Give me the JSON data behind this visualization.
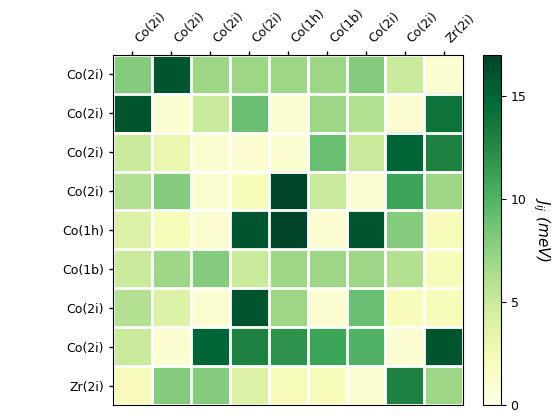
{
  "row_labels": [
    "Co(2i)",
    "Co(2i)",
    "Co(2i)",
    "Co(2i)",
    "Co(1h)",
    "Co(1b)",
    "Co(2i)",
    "Co(2i)",
    "Zr(2i)"
  ],
  "col_labels": [
    "Co(2i)",
    "Co(2i)",
    "Co(2i)",
    "Co(2i)",
    "Co(1h)",
    "Co(1b)",
    "Co(2i)",
    "Co(2i)",
    "Zr(2i)"
  ],
  "matrix": [
    [
      8,
      16,
      7,
      7,
      7,
      7,
      8,
      5,
      1
    ],
    [
      16,
      1,
      5,
      9,
      1,
      7,
      6,
      1,
      14
    ],
    [
      5,
      3,
      1,
      1,
      1,
      9,
      5,
      15,
      13
    ],
    [
      6,
      8,
      1,
      2,
      17,
      5,
      1,
      11,
      7
    ],
    [
      4,
      2,
      1,
      16,
      17,
      1,
      16,
      8,
      2
    ],
    [
      5,
      7,
      8,
      5,
      7,
      7,
      7,
      6,
      2
    ],
    [
      6,
      4,
      1,
      16,
      7,
      1,
      9,
      2,
      2
    ],
    [
      5,
      1,
      15,
      13,
      12,
      11,
      10,
      1,
      16
    ],
    [
      2,
      8,
      8,
      4,
      2,
      2,
      1,
      13,
      7
    ]
  ],
  "vmin": 0,
  "vmax": 17,
  "cmap": "YlGn",
  "colorbar_label": "$\\it{J}_{ij}$ (meV)",
  "colorbar_ticks": [
    0,
    5,
    10,
    15
  ],
  "figsize": [
    5.6,
    4.2
  ],
  "dpi": 100
}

:::::

### [STATED GOAL]
Except for the pictures, print the data above exactly.

### [OUTPUT BELOW]
Give me the JSON data behind this visualization.
{
  "row_labels": [
    "Co(2i)",
    "Co(2i)",
    "Co(2i)",
    "Co(2i)",
    "Co(1h)",
    "Co(1b)",
    "Co(2i)",
    "Co(2i)",
    "Zr(2i)"
  ],
  "col_labels": [
    "Co(2i)",
    "Co(2i)",
    "Co(2i)",
    "Co(2i)",
    "Co(1h)",
    "Co(1b)",
    "Co(2i)",
    "Co(2i)",
    "Zr(2i)"
  ],
  "matrix": [
    [
      8,
      16,
      7,
      7,
      7,
      7,
      8,
      5,
      1
    ],
    [
      16,
      1,
      5,
      9,
      1,
      7,
      6,
      1,
      14
    ],
    [
      5,
      3,
      1,
      1,
      1,
      9,
      5,
      15,
      13
    ],
    [
      6,
      8,
      1,
      2,
      17,
      5,
      1,
      11,
      7
    ],
    [
      4,
      2,
      1,
      16,
      17,
      1,
      16,
      8,
      2
    ],
    [
      5,
      7,
      8,
      5,
      7,
      7,
      7,
      6,
      2
    ],
    [
      6,
      4,
      1,
      16,
      7,
      1,
      9,
      2,
      2
    ],
    [
      5,
      1,
      15,
      13,
      12,
      11,
      10,
      1,
      16
    ],
    [
      2,
      8,
      8,
      4,
      2,
      2,
      1,
      13,
      7
    ]
  ],
  "vmin": 0,
  "vmax": 17,
  "cmap": "YlGn",
  "colorbar_label": "$\\it{J}_{ij}$ (meV)",
  "colorbar_ticks": [
    0,
    5,
    10,
    15
  ],
  "figsize": [
    5.6,
    4.2
  ],
  "dpi": 100
}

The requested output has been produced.